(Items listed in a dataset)
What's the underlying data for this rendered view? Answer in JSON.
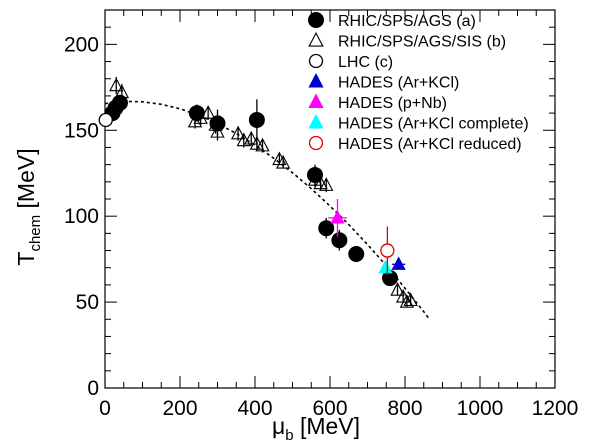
{
  "chart_data": {
    "type": "scatter",
    "xlabel": "μ",
    "xlabel_sub": "b",
    "xlabel_unit": "[MeV]",
    "ylabel": "T",
    "ylabel_sub": "chem",
    "ylabel_unit": "[MeV]",
    "xlim": [
      0,
      1200
    ],
    "ylim": [
      0,
      220
    ],
    "x_ticks": [
      0,
      200,
      400,
      600,
      800,
      1000,
      1200
    ],
    "y_ticks": [
      0,
      50,
      100,
      150,
      200
    ],
    "grid": false,
    "legend_position": "top-right",
    "series": [
      {
        "name": "RHIC/SPS/AGS (a)",
        "marker": "filled-circle",
        "color": "#000000",
        "points": [
          {
            "x": 20,
            "y": 160,
            "xerr": 0,
            "yerr": 4
          },
          {
            "x": 28,
            "y": 163,
            "xerr": 0,
            "yerr": 4
          },
          {
            "x": 40,
            "y": 166,
            "xerr": 0,
            "yerr": 4
          },
          {
            "x": 245,
            "y": 160,
            "xerr": 20,
            "yerr": 5
          },
          {
            "x": 300,
            "y": 154,
            "xerr": 20,
            "yerr": 8
          },
          {
            "x": 405,
            "y": 156,
            "xerr": 15,
            "yerr": 12
          },
          {
            "x": 560,
            "y": 124,
            "xerr": 10,
            "yerr": 6
          },
          {
            "x": 590,
            "y": 93,
            "xerr": 15,
            "yerr": 6
          },
          {
            "x": 625,
            "y": 86,
            "xerr": 15,
            "yerr": 6
          },
          {
            "x": 670,
            "y": 78,
            "xerr": 0,
            "yerr": 0
          },
          {
            "x": 760,
            "y": 64,
            "xerr": 10,
            "yerr": 4
          }
        ]
      },
      {
        "name": "RHIC/SPS/AGS/SIS (b)",
        "marker": "open-triangle",
        "color": "#000000",
        "points": [
          {
            "x": 25,
            "y": 165,
            "xerr": 0,
            "yerr": 4
          },
          {
            "x": 30,
            "y": 176,
            "xerr": 0,
            "yerr": 5
          },
          {
            "x": 45,
            "y": 172,
            "xerr": 0,
            "yerr": 5
          },
          {
            "x": 240,
            "y": 155,
            "xerr": 0,
            "yerr": 4
          },
          {
            "x": 255,
            "y": 157,
            "xerr": 0,
            "yerr": 4
          },
          {
            "x": 275,
            "y": 160,
            "xerr": 0,
            "yerr": 4
          },
          {
            "x": 295,
            "y": 153,
            "xerr": 0,
            "yerr": 5
          },
          {
            "x": 300,
            "y": 149,
            "xerr": 0,
            "yerr": 5
          },
          {
            "x": 355,
            "y": 148,
            "xerr": 0,
            "yerr": 4
          },
          {
            "x": 370,
            "y": 144,
            "xerr": 0,
            "yerr": 4
          },
          {
            "x": 390,
            "y": 145,
            "xerr": 0,
            "yerr": 4
          },
          {
            "x": 405,
            "y": 142,
            "xerr": 0,
            "yerr": 4
          },
          {
            "x": 420,
            "y": 141,
            "xerr": 0,
            "yerr": 4
          },
          {
            "x": 465,
            "y": 133,
            "xerr": 0,
            "yerr": 3
          },
          {
            "x": 475,
            "y": 131,
            "xerr": 0,
            "yerr": 3
          },
          {
            "x": 560,
            "y": 121,
            "xerr": 0,
            "yerr": 4
          },
          {
            "x": 575,
            "y": 119,
            "xerr": 0,
            "yerr": 4
          },
          {
            "x": 590,
            "y": 118,
            "xerr": 0,
            "yerr": 4
          },
          {
            "x": 780,
            "y": 57,
            "xerr": 0,
            "yerr": 3
          },
          {
            "x": 795,
            "y": 53,
            "xerr": 0,
            "yerr": 3
          },
          {
            "x": 805,
            "y": 50,
            "xerr": 0,
            "yerr": 3
          },
          {
            "x": 815,
            "y": 51,
            "xerr": 0,
            "yerr": 3
          }
        ]
      },
      {
        "name": "LHC (c)",
        "marker": "open-circle",
        "color": "#000000",
        "points": [
          {
            "x": 2,
            "y": 156,
            "xerr": 0,
            "yerr": 0
          }
        ]
      },
      {
        "name": "HADES (Ar+KCl)",
        "marker": "filled-triangle",
        "color": "#0000cc",
        "points": [
          {
            "x": 783,
            "y": 72,
            "xerr": 18,
            "yerr": 3
          }
        ]
      },
      {
        "name": "HADES (p+Nb)",
        "marker": "filled-triangle",
        "color": "#ff00ff",
        "points": [
          {
            "x": 620,
            "y": 99,
            "xerr": 25,
            "yerr": 11
          }
        ]
      },
      {
        "name": "HADES (Ar+KCl complete)",
        "marker": "filled-triangle",
        "color": "#00ffff",
        "points": [
          {
            "x": 748,
            "y": 70,
            "xerr": 10,
            "yerr": 3
          }
        ]
      },
      {
        "name": "HADES (Ar+KCl reduced)",
        "marker": "open-circle",
        "color": "#dd0000",
        "points": [
          {
            "x": 753,
            "y": 80,
            "xerr": 0,
            "yerr": 14
          }
        ]
      }
    ],
    "fit_curve": {
      "style": "dotted",
      "color": "#000000",
      "x": [
        0,
        50,
        100,
        150,
        200,
        250,
        300,
        350,
        400,
        450,
        500,
        550,
        600,
        650,
        700,
        750,
        800,
        850,
        865
      ],
      "y": [
        165.5,
        166.8,
        166.6,
        165.1,
        162.5,
        158.7,
        153.9,
        148.1,
        141.4,
        133.7,
        125.3,
        116.0,
        105.9,
        95.1,
        83.5,
        71.2,
        58.1,
        44.4,
        40.0
      ]
    }
  }
}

__Problem details__: Print each record exactly as it stands, leaving the images out.

__Full solution__:
What's the underlying data for this rendered view? Answer in JSON.
{
  "chart_data": {
    "type": "scatter",
    "xlabel": "μ",
    "xlabel_sub": "b",
    "xlabel_unit": "[MeV]",
    "ylabel": "T",
    "ylabel_sub": "chem",
    "ylabel_unit": "[MeV]",
    "xlim": [
      0,
      1200
    ],
    "ylim": [
      0,
      220
    ],
    "x_ticks": [
      0,
      200,
      400,
      600,
      800,
      1000,
      1200
    ],
    "y_ticks": [
      0,
      50,
      100,
      150,
      200
    ],
    "grid": false,
    "legend_position": "top-right",
    "series": [
      {
        "name": "RHIC/SPS/AGS (a)",
        "marker": "filled-circle",
        "color": "#000000",
        "points": [
          {
            "x": 20,
            "y": 160,
            "xerr": 0,
            "yerr": 4
          },
          {
            "x": 28,
            "y": 163,
            "xerr": 0,
            "yerr": 4
          },
          {
            "x": 40,
            "y": 166,
            "xerr": 0,
            "yerr": 4
          },
          {
            "x": 245,
            "y": 160,
            "xerr": 20,
            "yerr": 5
          },
          {
            "x": 300,
            "y": 154,
            "xerr": 20,
            "yerr": 8
          },
          {
            "x": 405,
            "y": 156,
            "xerr": 15,
            "yerr": 12
          },
          {
            "x": 560,
            "y": 124,
            "xerr": 10,
            "yerr": 6
          },
          {
            "x": 590,
            "y": 93,
            "xerr": 15,
            "yerr": 6
          },
          {
            "x": 625,
            "y": 86,
            "xerr": 15,
            "yerr": 6
          },
          {
            "x": 670,
            "y": 78,
            "xerr": 0,
            "yerr": 0
          },
          {
            "x": 760,
            "y": 64,
            "xerr": 10,
            "yerr": 4
          }
        ]
      },
      {
        "name": "RHIC/SPS/AGS/SIS (b)",
        "marker": "open-triangle",
        "color": "#000000",
        "points": [
          {
            "x": 25,
            "y": 165,
            "xerr": 0,
            "yerr": 4
          },
          {
            "x": 30,
            "y": 176,
            "xerr": 0,
            "yerr": 5
          },
          {
            "x": 45,
            "y": 172,
            "xerr": 0,
            "yerr": 5
          },
          {
            "x": 240,
            "y": 155,
            "xerr": 0,
            "yerr": 4
          },
          {
            "x": 255,
            "y": 157,
            "xerr": 0,
            "yerr": 4
          },
          {
            "x": 275,
            "y": 160,
            "xerr": 0,
            "yerr": 4
          },
          {
            "x": 295,
            "y": 153,
            "xerr": 0,
            "yerr": 5
          },
          {
            "x": 300,
            "y": 149,
            "xerr": 0,
            "yerr": 5
          },
          {
            "x": 355,
            "y": 148,
            "xerr": 0,
            "yerr": 4
          },
          {
            "x": 370,
            "y": 144,
            "xerr": 0,
            "yerr": 4
          },
          {
            "x": 390,
            "y": 145,
            "xerr": 0,
            "yerr": 4
          },
          {
            "x": 405,
            "y": 142,
            "xerr": 0,
            "yerr": 4
          },
          {
            "x": 420,
            "y": 141,
            "xerr": 0,
            "yerr": 4
          },
          {
            "x": 465,
            "y": 133,
            "xerr": 0,
            "yerr": 3
          },
          {
            "x": 475,
            "y": 131,
            "xerr": 0,
            "yerr": 3
          },
          {
            "x": 560,
            "y": 121,
            "xerr": 0,
            "yerr": 4
          },
          {
            "x": 575,
            "y": 119,
            "xerr": 0,
            "yerr": 4
          },
          {
            "x": 590,
            "y": 118,
            "xerr": 0,
            "yerr": 4
          },
          {
            "x": 780,
            "y": 57,
            "xerr": 0,
            "yerr": 3
          },
          {
            "x": 795,
            "y": 53,
            "xerr": 0,
            "yerr": 3
          },
          {
            "x": 805,
            "y": 50,
            "xerr": 0,
            "yerr": 3
          },
          {
            "x": 815,
            "y": 51,
            "xerr": 0,
            "yerr": 3
          }
        ]
      },
      {
        "name": "LHC (c)",
        "marker": "open-circle",
        "color": "#000000",
        "points": [
          {
            "x": 2,
            "y": 156,
            "xerr": 0,
            "yerr": 0
          }
        ]
      },
      {
        "name": "HADES (Ar+KCl)",
        "marker": "filled-triangle",
        "color": "#0000cc",
        "points": [
          {
            "x": 783,
            "y": 72,
            "xerr": 18,
            "yerr": 3
          }
        ]
      },
      {
        "name": "HADES (p+Nb)",
        "marker": "filled-triangle",
        "color": "#ff00ff",
        "points": [
          {
            "x": 620,
            "y": 99,
            "xerr": 25,
            "yerr": 11
          }
        ]
      },
      {
        "name": "HADES (Ar+KCl complete)",
        "marker": "filled-triangle",
        "color": "#00ffff",
        "points": [
          {
            "x": 748,
            "y": 70,
            "xerr": 10,
            "yerr": 3
          }
        ]
      },
      {
        "name": "HADES (Ar+KCl reduced)",
        "marker": "open-circle",
        "color": "#dd0000",
        "points": [
          {
            "x": 753,
            "y": 80,
            "xerr": 0,
            "yerr": 14
          }
        ]
      }
    ],
    "fit_curve": {
      "style": "dotted",
      "color": "#000000",
      "x": [
        0,
        50,
        100,
        150,
        200,
        250,
        300,
        350,
        400,
        450,
        500,
        550,
        600,
        650,
        700,
        750,
        800,
        850,
        865
      ],
      "y": [
        165.5,
        166.8,
        166.6,
        165.1,
        162.5,
        158.7,
        153.9,
        148.1,
        141.4,
        133.7,
        125.3,
        116.0,
        105.9,
        95.1,
        83.5,
        71.2,
        58.1,
        44.4,
        40.0
      ]
    }
  }
}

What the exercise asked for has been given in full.